(Dataset records on visual material)
========

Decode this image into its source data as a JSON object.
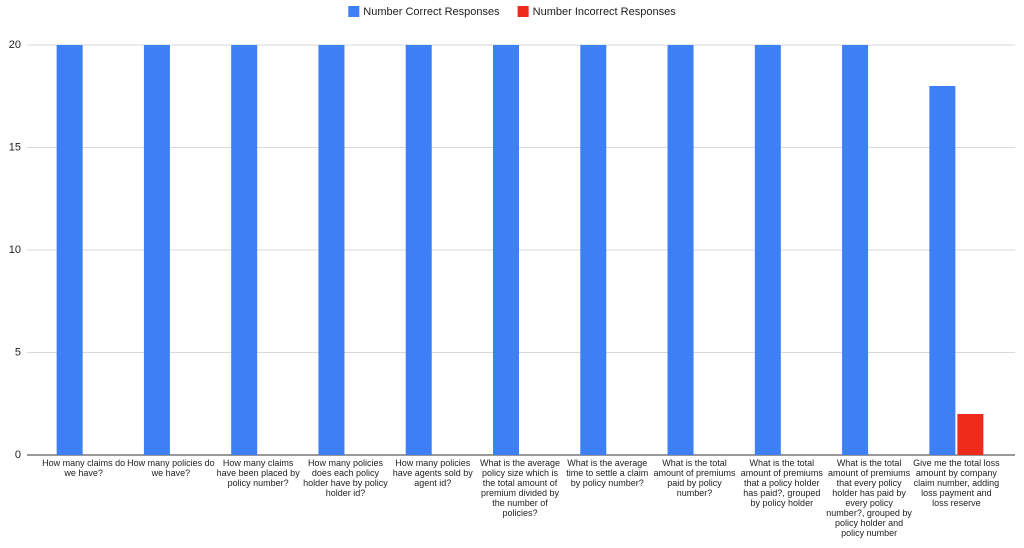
{
  "chart_data": {
    "type": "bar",
    "categories": [
      "How many claims do we have?",
      "How many policies do we have?",
      "How many claims have been placed by policy number?",
      "How many policies does each policy holder have by policy holder id?",
      "How many policies have agents sold by agent id?",
      "What is the average policy size which is the total amount of premium divided by the number of policies?",
      "What is the average time to settle a claim by policy number?",
      "What is the total amount of premiums paid by policy number?",
      "What is the total amount of premiums that a policy holder has paid?, grouped by policy holder",
      "What is the total amount of premiums that every policy holder has paid by every policy number?, grouped by policy holder and policy number",
      "Give me the total loss amount by company claim number, adding loss payment and loss reserve"
    ],
    "series": [
      {
        "name": "Number Correct Responses",
        "color": "#3d7ff5",
        "values": [
          20,
          20,
          20,
          20,
          20,
          20,
          20,
          20,
          20,
          20,
          18
        ]
      },
      {
        "name": "Number Incorrect Responses",
        "color": "#ee2a1c",
        "values": [
          0,
          0,
          0,
          0,
          0,
          0,
          0,
          0,
          0,
          0,
          2
        ]
      }
    ],
    "ylim": [
      0,
      20
    ],
    "yticks": [
      0,
      5,
      10,
      15,
      20
    ],
    "grid": true,
    "legend": "top"
  }
}
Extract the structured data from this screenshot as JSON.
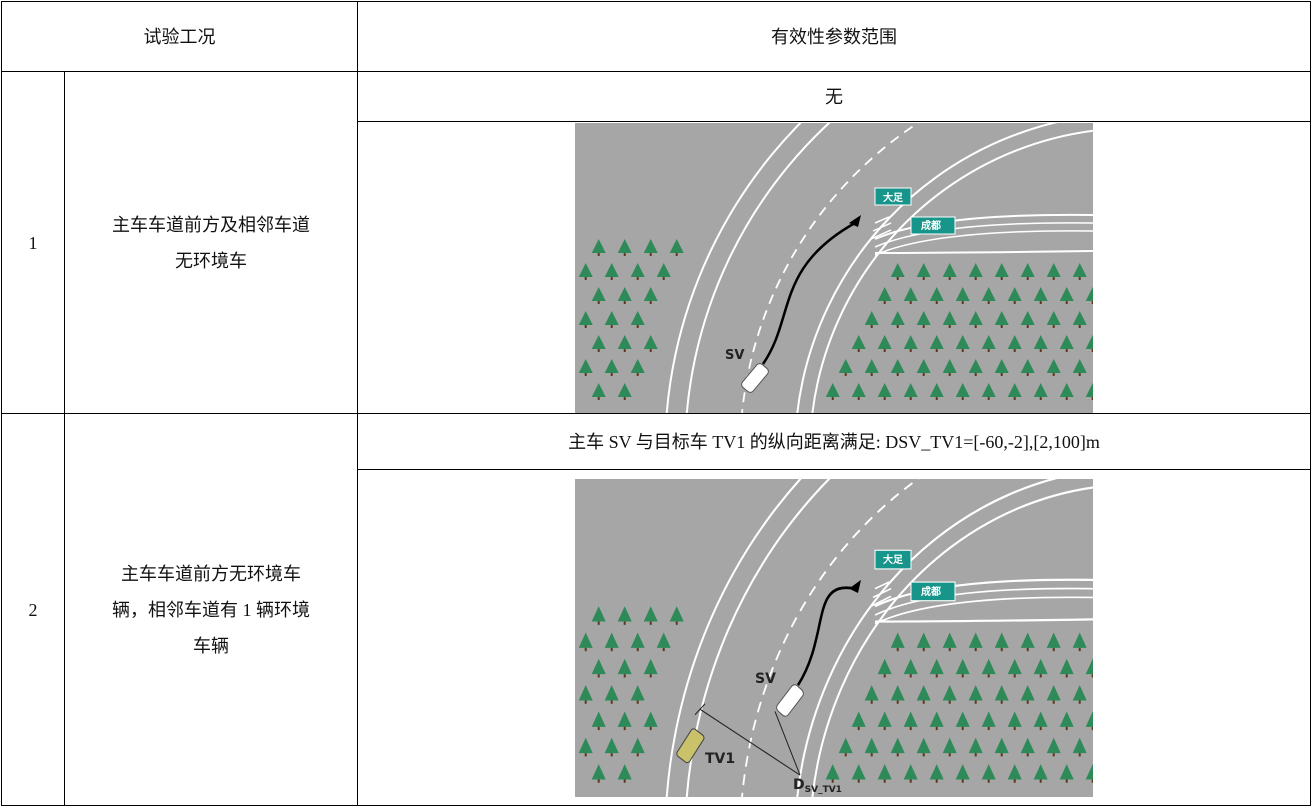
{
  "table": {
    "header": [
      "试验工况",
      "有效性参数范围"
    ],
    "rows": [
      {
        "index": "1",
        "condition_lines": [
          "主车车道前方及相邻车道",
          "无环境车"
        ],
        "parameter": "无",
        "figure": {
          "signs": [
            "大足",
            "成都"
          ],
          "vehicle": "SV"
        }
      },
      {
        "index": "2",
        "condition_lines": [
          "主车车道前方无环境车",
          "辆，相邻车道有 1 辆环境",
          "车辆"
        ],
        "parameter": "主车 SV 与目标车 TV1 的纵向距离满足: DSV_TV1=[-60,-2],[2,100]m",
        "figure": {
          "signs": [
            "大足",
            "成都"
          ],
          "vehicle": "SV",
          "target": "TV1",
          "distance": {
            "main": "D",
            "sub": "SV_TV1"
          }
        }
      }
    ]
  }
}
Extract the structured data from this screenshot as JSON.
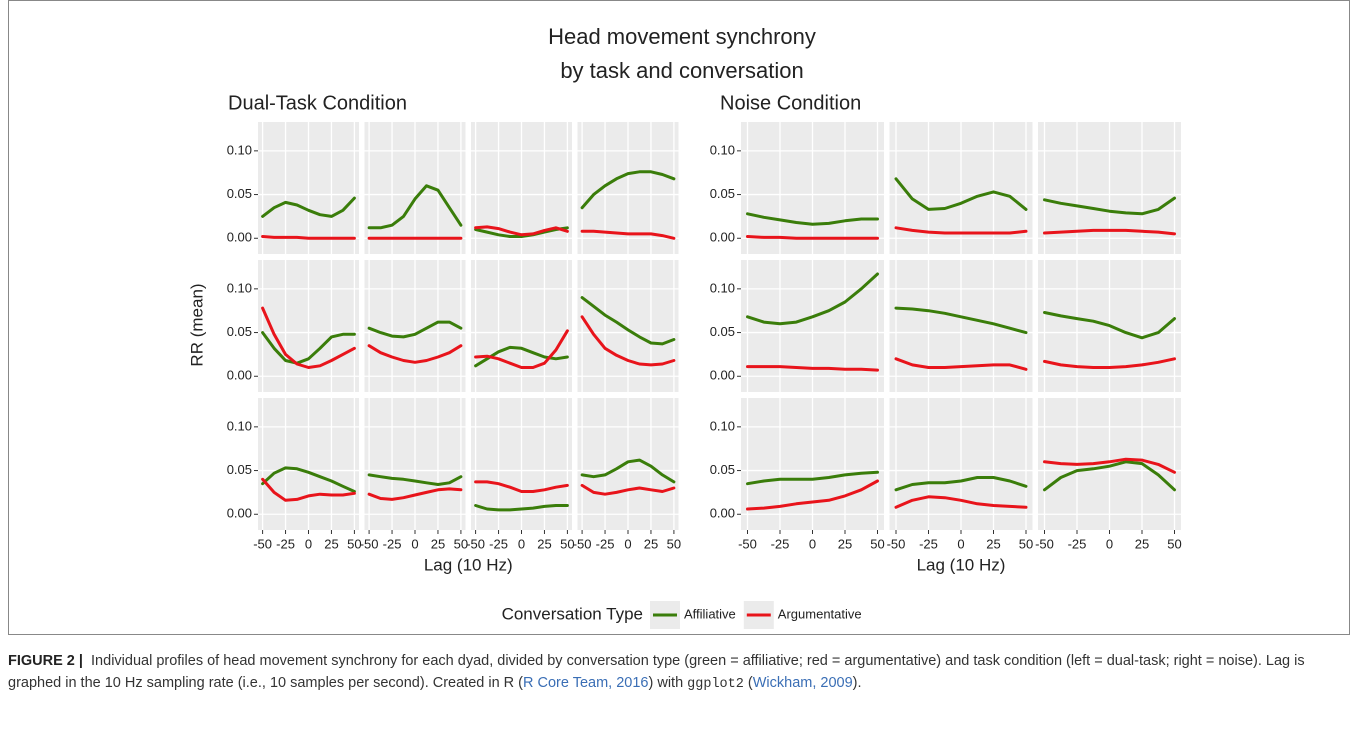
{
  "chart_data": {
    "type": "line",
    "title": "Head movement synchrony",
    "subtitle": "by task and conversation",
    "ylabel": "RR (mean)",
    "legend_title": "Conversation Type",
    "series": [
      {
        "name": "Affiliative",
        "color": "#3a7d0a"
      },
      {
        "name": "Argumentative",
        "color": "#e8141b"
      }
    ],
    "x": [
      -50,
      -37.5,
      -25,
      -12.5,
      0,
      12.5,
      25,
      37.5,
      50
    ],
    "xlim": [
      -55,
      55
    ],
    "xticks": [
      -50,
      -25,
      0,
      25,
      50
    ],
    "ylim": [
      -0.018,
      0.133
    ],
    "yticks": [
      {
        "value": 0,
        "label": "0.00"
      },
      {
        "value": 0.05,
        "label": "0.05"
      },
      {
        "value": 0.1,
        "label": "0.10"
      }
    ],
    "grid": true,
    "groups": [
      {
        "title": "Dual-Task Condition",
        "xlabel": "Lag (10 Hz)",
        "panels": [
          {
            "values": [
              [
                0.025,
                0.035,
                0.041,
                0.038,
                0.032,
                0.027,
                0.025,
                0.032,
                0.046
              ],
              [
                0.002,
                0.001,
                0.001,
                0.001,
                0,
                0,
                0,
                0,
                0
              ]
            ]
          },
          {
            "values": [
              [
                0.012,
                0.012,
                0.015,
                0.025,
                0.045,
                0.06,
                0.055,
                0.035,
                0.015
              ],
              [
                0,
                0,
                0,
                0,
                0,
                0,
                0,
                0,
                0
              ]
            ]
          },
          {
            "values": [
              [
                0.01,
                0.007,
                0.004,
                0.002,
                0.002,
                0.004,
                0.007,
                0.01,
                0.012
              ],
              [
                0.012,
                0.013,
                0.011,
                0.007,
                0.004,
                0.005,
                0.009,
                0.012,
                0.008
              ]
            ]
          },
          {
            "values": [
              [
                0.035,
                0.05,
                0.06,
                0.068,
                0.074,
                0.076,
                0.076,
                0.073,
                0.068
              ],
              [
                0.008,
                0.008,
                0.007,
                0.006,
                0.005,
                0.005,
                0.005,
                0.003,
                0
              ]
            ]
          },
          {
            "values": [
              [
                0.05,
                0.032,
                0.018,
                0.015,
                0.02,
                0.032,
                0.045,
                0.048,
                0.048
              ],
              [
                0.078,
                0.048,
                0.025,
                0.014,
                0.01,
                0.012,
                0.018,
                0.025,
                0.032
              ]
            ]
          },
          {
            "values": [
              [
                0.055,
                0.05,
                0.046,
                0.045,
                0.048,
                0.055,
                0.062,
                0.062,
                0.055
              ],
              [
                0.035,
                0.027,
                0.022,
                0.018,
                0.016,
                0.018,
                0.022,
                0.027,
                0.035
              ]
            ]
          },
          {
            "values": [
              [
                0.012,
                0.02,
                0.028,
                0.033,
                0.032,
                0.027,
                0.022,
                0.02,
                0.022
              ],
              [
                0.022,
                0.023,
                0.02,
                0.015,
                0.01,
                0.01,
                0.015,
                0.03,
                0.052
              ]
            ]
          },
          {
            "values": [
              [
                0.09,
                0.08,
                0.07,
                0.062,
                0.053,
                0.045,
                0.038,
                0.037,
                0.042
              ],
              [
                0.068,
                0.048,
                0.032,
                0.024,
                0.018,
                0.014,
                0.013,
                0.014,
                0.018
              ]
            ]
          },
          {
            "values": [
              [
                0.035,
                0.047,
                0.053,
                0.052,
                0.048,
                0.043,
                0.038,
                0.032,
                0.026
              ],
              [
                0.04,
                0.025,
                0.016,
                0.017,
                0.021,
                0.023,
                0.022,
                0.022,
                0.024
              ]
            ]
          },
          {
            "values": [
              [
                0.045,
                0.043,
                0.041,
                0.04,
                0.038,
                0.036,
                0.034,
                0.036,
                0.043
              ],
              [
                0.023,
                0.018,
                0.017,
                0.019,
                0.022,
                0.025,
                0.028,
                0.029,
                0.028
              ]
            ]
          },
          {
            "values": [
              [
                0.01,
                0.006,
                0.005,
                0.005,
                0.006,
                0.007,
                0.009,
                0.01,
                0.01
              ],
              [
                0.037,
                0.037,
                0.035,
                0.031,
                0.026,
                0.026,
                0.028,
                0.031,
                0.033
              ]
            ]
          },
          {
            "values": [
              [
                0.045,
                0.043,
                0.045,
                0.052,
                0.06,
                0.062,
                0.055,
                0.045,
                0.037
              ],
              [
                0.033,
                0.025,
                0.023,
                0.025,
                0.028,
                0.03,
                0.028,
                0.026,
                0.03
              ]
            ]
          }
        ]
      },
      {
        "title": "Noise Condition",
        "xlabel": "Lag (10 Hz)",
        "panels": [
          {
            "values": [
              [
                0.028,
                0.024,
                0.021,
                0.018,
                0.016,
                0.017,
                0.02,
                0.022,
                0.022
              ],
              [
                0.002,
                0.001,
                0.001,
                0,
                0,
                0,
                0,
                0,
                0
              ]
            ]
          },
          {
            "values": [
              [
                0.068,
                0.045,
                0.033,
                0.034,
                0.04,
                0.048,
                0.053,
                0.048,
                0.033
              ],
              [
                0.012,
                0.009,
                0.007,
                0.006,
                0.006,
                0.006,
                0.006,
                0.006,
                0.008
              ]
            ]
          },
          {
            "values": [
              [
                0.044,
                0.04,
                0.037,
                0.034,
                0.031,
                0.029,
                0.028,
                0.033,
                0.046
              ],
              [
                0.006,
                0.007,
                0.008,
                0.009,
                0.009,
                0.009,
                0.008,
                0.007,
                0.005
              ]
            ]
          },
          {
            "values": [
              [
                0.068,
                0.062,
                0.06,
                0.062,
                0.068,
                0.075,
                0.085,
                0.1,
                0.117
              ],
              [
                0.011,
                0.011,
                0.011,
                0.01,
                0.009,
                0.009,
                0.008,
                0.008,
                0.007
              ]
            ]
          },
          {
            "values": [
              [
                0.078,
                0.077,
                0.075,
                0.072,
                0.068,
                0.064,
                0.06,
                0.055,
                0.05
              ],
              [
                0.02,
                0.013,
                0.01,
                0.01,
                0.011,
                0.012,
                0.013,
                0.013,
                0.008
              ]
            ]
          },
          {
            "values": [
              [
                0.073,
                0.069,
                0.066,
                0.063,
                0.058,
                0.05,
                0.044,
                0.05,
                0.066
              ],
              [
                0.017,
                0.013,
                0.011,
                0.01,
                0.01,
                0.011,
                0.013,
                0.016,
                0.02
              ]
            ]
          },
          {
            "values": [
              [
                0.035,
                0.038,
                0.04,
                0.04,
                0.04,
                0.042,
                0.045,
                0.047,
                0.048
              ],
              [
                0.006,
                0.007,
                0.009,
                0.012,
                0.014,
                0.016,
                0.021,
                0.028,
                0.038
              ]
            ]
          },
          {
            "values": [
              [
                0.028,
                0.034,
                0.036,
                0.036,
                0.038,
                0.042,
                0.042,
                0.038,
                0.032
              ],
              [
                0.008,
                0.016,
                0.02,
                0.019,
                0.016,
                0.012,
                0.01,
                0.009,
                0.008
              ]
            ]
          },
          {
            "values": [
              [
                0.028,
                0.042,
                0.05,
                0.052,
                0.055,
                0.06,
                0.058,
                0.045,
                0.028
              ],
              [
                0.06,
                0.058,
                0.057,
                0.058,
                0.06,
                0.063,
                0.062,
                0.057,
                0.048
              ]
            ]
          }
        ]
      }
    ]
  },
  "caption": {
    "label": "FIGURE 2 |",
    "text1": "Individual profiles of head movement synchrony for each dyad, divided by conversation type (green = affiliative; red = argumentative) and task condition (left = dual-task; right = noise).  Lag is graphed in the 10 Hz sampling rate (i.e., 10 samples per second). Created in R (",
    "link1": "R Core Team, 2016",
    "text2": ") with ",
    "code": "ggplot2",
    "text3": " (",
    "link2": "Wickham, 2009",
    "text4": ")."
  }
}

========

Gather from the entries above all lines that include the string "holder".

      "How many policies does each policy holder have by policy holder id?",
      "What is the total amount of premiums that a policy holder has paid?, grouped by policy holder",
      "What is the total amount of premiums that every policy holder has paid by every policy number?, grouped by policy holder and policy number",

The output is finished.